Begin Material for this exercise

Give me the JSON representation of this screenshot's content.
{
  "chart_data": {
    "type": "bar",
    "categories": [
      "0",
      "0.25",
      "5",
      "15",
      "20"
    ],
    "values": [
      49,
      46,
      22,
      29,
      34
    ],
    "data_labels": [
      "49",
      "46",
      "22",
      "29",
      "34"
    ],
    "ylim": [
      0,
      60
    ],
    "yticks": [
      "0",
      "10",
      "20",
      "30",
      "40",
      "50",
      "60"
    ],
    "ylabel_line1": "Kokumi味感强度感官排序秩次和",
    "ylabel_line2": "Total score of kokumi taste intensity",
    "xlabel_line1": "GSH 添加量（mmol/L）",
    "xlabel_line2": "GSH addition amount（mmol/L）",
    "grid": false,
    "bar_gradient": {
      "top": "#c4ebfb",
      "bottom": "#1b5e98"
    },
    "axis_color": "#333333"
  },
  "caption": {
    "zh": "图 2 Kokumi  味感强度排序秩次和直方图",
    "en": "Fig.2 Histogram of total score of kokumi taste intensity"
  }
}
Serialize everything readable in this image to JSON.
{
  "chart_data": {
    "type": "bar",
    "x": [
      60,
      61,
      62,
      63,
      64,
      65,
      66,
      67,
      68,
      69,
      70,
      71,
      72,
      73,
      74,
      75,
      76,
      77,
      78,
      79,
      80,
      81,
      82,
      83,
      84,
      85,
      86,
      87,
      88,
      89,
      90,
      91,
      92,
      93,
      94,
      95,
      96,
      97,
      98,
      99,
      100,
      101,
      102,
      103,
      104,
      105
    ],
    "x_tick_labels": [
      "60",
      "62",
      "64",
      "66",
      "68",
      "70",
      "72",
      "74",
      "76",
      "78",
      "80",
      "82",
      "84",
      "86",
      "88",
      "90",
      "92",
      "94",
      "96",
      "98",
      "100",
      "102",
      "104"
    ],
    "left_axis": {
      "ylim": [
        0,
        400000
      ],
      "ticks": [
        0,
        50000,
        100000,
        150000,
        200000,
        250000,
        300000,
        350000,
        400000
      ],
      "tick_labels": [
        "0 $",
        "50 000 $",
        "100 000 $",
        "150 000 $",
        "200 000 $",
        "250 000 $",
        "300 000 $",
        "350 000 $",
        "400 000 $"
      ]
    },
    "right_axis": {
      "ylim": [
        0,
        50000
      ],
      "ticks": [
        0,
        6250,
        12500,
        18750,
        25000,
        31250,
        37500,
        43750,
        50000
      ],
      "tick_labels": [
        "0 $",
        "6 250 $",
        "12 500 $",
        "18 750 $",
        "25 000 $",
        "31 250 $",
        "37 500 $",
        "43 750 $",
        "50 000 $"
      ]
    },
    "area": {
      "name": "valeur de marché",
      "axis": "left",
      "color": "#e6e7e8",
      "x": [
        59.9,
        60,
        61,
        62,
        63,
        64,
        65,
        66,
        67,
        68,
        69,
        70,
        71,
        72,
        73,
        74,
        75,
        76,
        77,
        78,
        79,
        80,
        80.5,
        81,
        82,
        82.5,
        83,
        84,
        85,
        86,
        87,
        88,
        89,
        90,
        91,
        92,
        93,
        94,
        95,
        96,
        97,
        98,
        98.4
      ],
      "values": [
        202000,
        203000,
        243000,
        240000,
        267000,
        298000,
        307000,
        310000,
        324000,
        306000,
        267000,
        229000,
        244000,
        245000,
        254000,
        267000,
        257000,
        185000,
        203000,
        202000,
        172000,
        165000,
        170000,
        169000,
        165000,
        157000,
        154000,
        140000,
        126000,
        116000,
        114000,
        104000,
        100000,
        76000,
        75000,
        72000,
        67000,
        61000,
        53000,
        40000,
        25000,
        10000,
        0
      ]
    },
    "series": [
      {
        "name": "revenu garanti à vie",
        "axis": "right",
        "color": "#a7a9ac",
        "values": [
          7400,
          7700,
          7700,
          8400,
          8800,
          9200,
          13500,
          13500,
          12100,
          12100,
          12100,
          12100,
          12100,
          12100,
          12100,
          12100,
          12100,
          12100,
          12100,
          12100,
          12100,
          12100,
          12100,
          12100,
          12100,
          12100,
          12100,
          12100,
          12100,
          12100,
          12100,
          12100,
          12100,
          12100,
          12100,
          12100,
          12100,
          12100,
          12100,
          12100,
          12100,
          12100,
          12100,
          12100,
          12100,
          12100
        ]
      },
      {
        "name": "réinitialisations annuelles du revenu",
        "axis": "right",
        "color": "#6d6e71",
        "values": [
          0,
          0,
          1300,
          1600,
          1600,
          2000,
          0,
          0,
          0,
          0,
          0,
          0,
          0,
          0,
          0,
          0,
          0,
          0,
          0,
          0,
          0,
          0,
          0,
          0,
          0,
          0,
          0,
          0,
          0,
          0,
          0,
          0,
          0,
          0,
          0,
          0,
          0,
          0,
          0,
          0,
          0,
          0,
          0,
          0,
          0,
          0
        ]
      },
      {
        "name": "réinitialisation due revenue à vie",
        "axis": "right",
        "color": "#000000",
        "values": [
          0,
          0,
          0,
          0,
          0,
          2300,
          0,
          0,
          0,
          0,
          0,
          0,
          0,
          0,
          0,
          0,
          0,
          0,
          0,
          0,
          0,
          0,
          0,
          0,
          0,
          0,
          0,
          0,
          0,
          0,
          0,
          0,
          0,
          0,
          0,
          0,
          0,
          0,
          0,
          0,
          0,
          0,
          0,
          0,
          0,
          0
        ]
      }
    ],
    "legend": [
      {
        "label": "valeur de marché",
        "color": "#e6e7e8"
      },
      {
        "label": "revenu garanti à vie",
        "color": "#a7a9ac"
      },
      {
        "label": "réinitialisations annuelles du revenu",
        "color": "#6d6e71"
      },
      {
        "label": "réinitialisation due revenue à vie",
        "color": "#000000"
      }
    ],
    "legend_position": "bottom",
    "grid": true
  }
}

End Material for this exercise

#### Short exercise:
Give back all the records exactly as they stand.

#### Right answer:
Give me the JSON representation of this screenshot's content.
{
  "chart_data": {
    "type": "bar",
    "categories": [
      "0",
      "0.25",
      "5",
      "15",
      "20"
    ],
    "values": [
      49,
      46,
      22,
      29,
      34
    ],
    "data_labels": [
      "49",
      "46",
      "22",
      "29",
      "34"
    ],
    "ylim": [
      0,
      60
    ],
    "yticks": [
      "0",
      "10",
      "20",
      "30",
      "40",
      "50",
      "60"
    ],
    "ylabel_line1": "Kokumi味感强度感官排序秩次和",
    "ylabel_line2": "Total score of kokumi taste intensity",
    "xlabel_line1": "GSH 添加量（mmol/L）",
    "xlabel_line2": "GSH addition amount（mmol/L）",
    "grid": false,
    "bar_gradient": {
      "top": "#c4ebfb",
      "bottom": "#1b5e98"
    },
    "axis_color": "#333333"
  },
  "caption": {
    "zh": "图 2 Kokumi  味感强度排序秩次和直方图",
    "en": "Fig.2 Histogram of total score of kokumi taste intensity"
  }
}
Serialize everything readable in this image to JSON.
{
  "chart_data": {
    "type": "bar",
    "x": [
      60,
      61,
      62,
      63,
      64,
      65,
      66,
      67,
      68,
      69,
      70,
      71,
      72,
      73,
      74,
      75,
      76,
      77,
      78,
      79,
      80,
      81,
      82,
      83,
      84,
      85,
      86,
      87,
      88,
      89,
      90,
      91,
      92,
      93,
      94,
      95,
      96,
      97,
      98,
      99,
      100,
      101,
      102,
      103,
      104,
      105
    ],
    "x_tick_labels": [
      "60",
      "62",
      "64",
      "66",
      "68",
      "70",
      "72",
      "74",
      "76",
      "78",
      "80",
      "82",
      "84",
      "86",
      "88",
      "90",
      "92",
      "94",
      "96",
      "98",
      "100",
      "102",
      "104"
    ],
    "left_axis": {
      "ylim": [
        0,
        400000
      ],
      "ticks": [
        0,
        50000,
        100000,
        150000,
        200000,
        250000,
        300000,
        350000,
        400000
      ],
      "tick_labels": [
        "0 $",
        "50 000 $",
        "100 000 $",
        "150 000 $",
        "200 000 $",
        "250 000 $",
        "300 000 $",
        "350 000 $",
        "400 000 $"
      ]
    },
    "right_axis": {
      "ylim": [
        0,
        50000
      ],
      "ticks": [
        0,
        6250,
        12500,
        18750,
        25000,
        31250,
        37500,
        43750,
        50000
      ],
      "tick_labels": [
        "0 $",
        "6 250 $",
        "12 500 $",
        "18 750 $",
        "25 000 $",
        "31 250 $",
        "37 500 $",
        "43 750 $",
        "50 000 $"
      ]
    },
    "area": {
      "name": "valeur de marché",
      "axis": "left",
      "color": "#e6e7e8",
      "x": [
        59.9,
        60,
        61,
        62,
        63,
        64,
        65,
        66,
        67,
        68,
        69,
        70,
        71,
        72,
        73,
        74,
        75,
        76,
        77,
        78,
        79,
        80,
        80.5,
        81,
        82,
        82.5,
        83,
        84,
        85,
        86,
        87,
        88,
        89,
        90,
        91,
        92,
        93,
        94,
        95,
        96,
        97,
        98,
        98.4
      ],
      "values": [
        202000,
        203000,
        243000,
        240000,
        267000,
        298000,
        307000,
        310000,
        324000,
        306000,
        267000,
        229000,
        244000,
        245000,
        254000,
        267000,
        257000,
        185000,
        203000,
        202000,
        172000,
        165000,
        170000,
        169000,
        165000,
        157000,
        154000,
        140000,
        126000,
        116000,
        114000,
        104000,
        100000,
        76000,
        75000,
        72000,
        67000,
        61000,
        53000,
        40000,
        25000,
        10000,
        0
      ]
    },
    "series": [
      {
        "name": "revenu garanti à vie",
        "axis": "right",
        "color": "#a7a9ac",
        "values": [
          7400,
          7700,
          7700,
          8400,
          8800,
          9200,
          13500,
          13500,
          12100,
          12100,
          12100,
          12100,
          12100,
          12100,
          12100,
          12100,
          12100,
          12100,
          12100,
          12100,
          12100,
          12100,
          12100,
          12100,
          12100,
          12100,
          12100,
          12100,
          12100,
          12100,
          12100,
          12100,
          12100,
          12100,
          12100,
          12100,
          12100,
          12100,
          12100,
          12100,
          12100,
          12100,
          12100,
          12100,
          12100,
          12100
        ]
      },
      {
        "name": "réinitialisations annuelles du revenu",
        "axis": "right",
        "color": "#6d6e71",
        "values": [
          0,
          0,
          1300,
          1600,
          1600,
          2000,
          0,
          0,
          0,
          0,
          0,
          0,
          0,
          0,
          0,
          0,
          0,
          0,
          0,
          0,
          0,
          0,
          0,
          0,
          0,
          0,
          0,
          0,
          0,
          0,
          0,
          0,
          0,
          0,
          0,
          0,
          0,
          0,
          0,
          0,
          0,
          0,
          0,
          0,
          0,
          0
        ]
      },
      {
        "name": "réinitialisation due revenue à vie",
        "axis": "right",
        "color": "#000000",
        "values": [
          0,
          0,
          0,
          0,
          0,
          2300,
          0,
          0,
          0,
          0,
          0,
          0,
          0,
          0,
          0,
          0,
          0,
          0,
          0,
          0,
          0,
          0,
          0,
          0,
          0,
          0,
          0,
          0,
          0,
          0,
          0,
          0,
          0,
          0,
          0,
          0,
          0,
          0,
          0,
          0,
          0,
          0,
          0,
          0,
          0,
          0
        ]
      }
    ],
    "legend": [
      {
        "label": "valeur de marché",
        "color": "#e6e7e8"
      },
      {
        "label": "revenu garanti à vie",
        "color": "#a7a9ac"
      },
      {
        "label": "réinitialisations annuelles du revenu",
        "color": "#6d6e71"
      },
      {
        "label": "réinitialisation due revenue à vie",
        "color": "#000000"
      }
    ],
    "legend_position": "bottom",
    "grid": true
  }
}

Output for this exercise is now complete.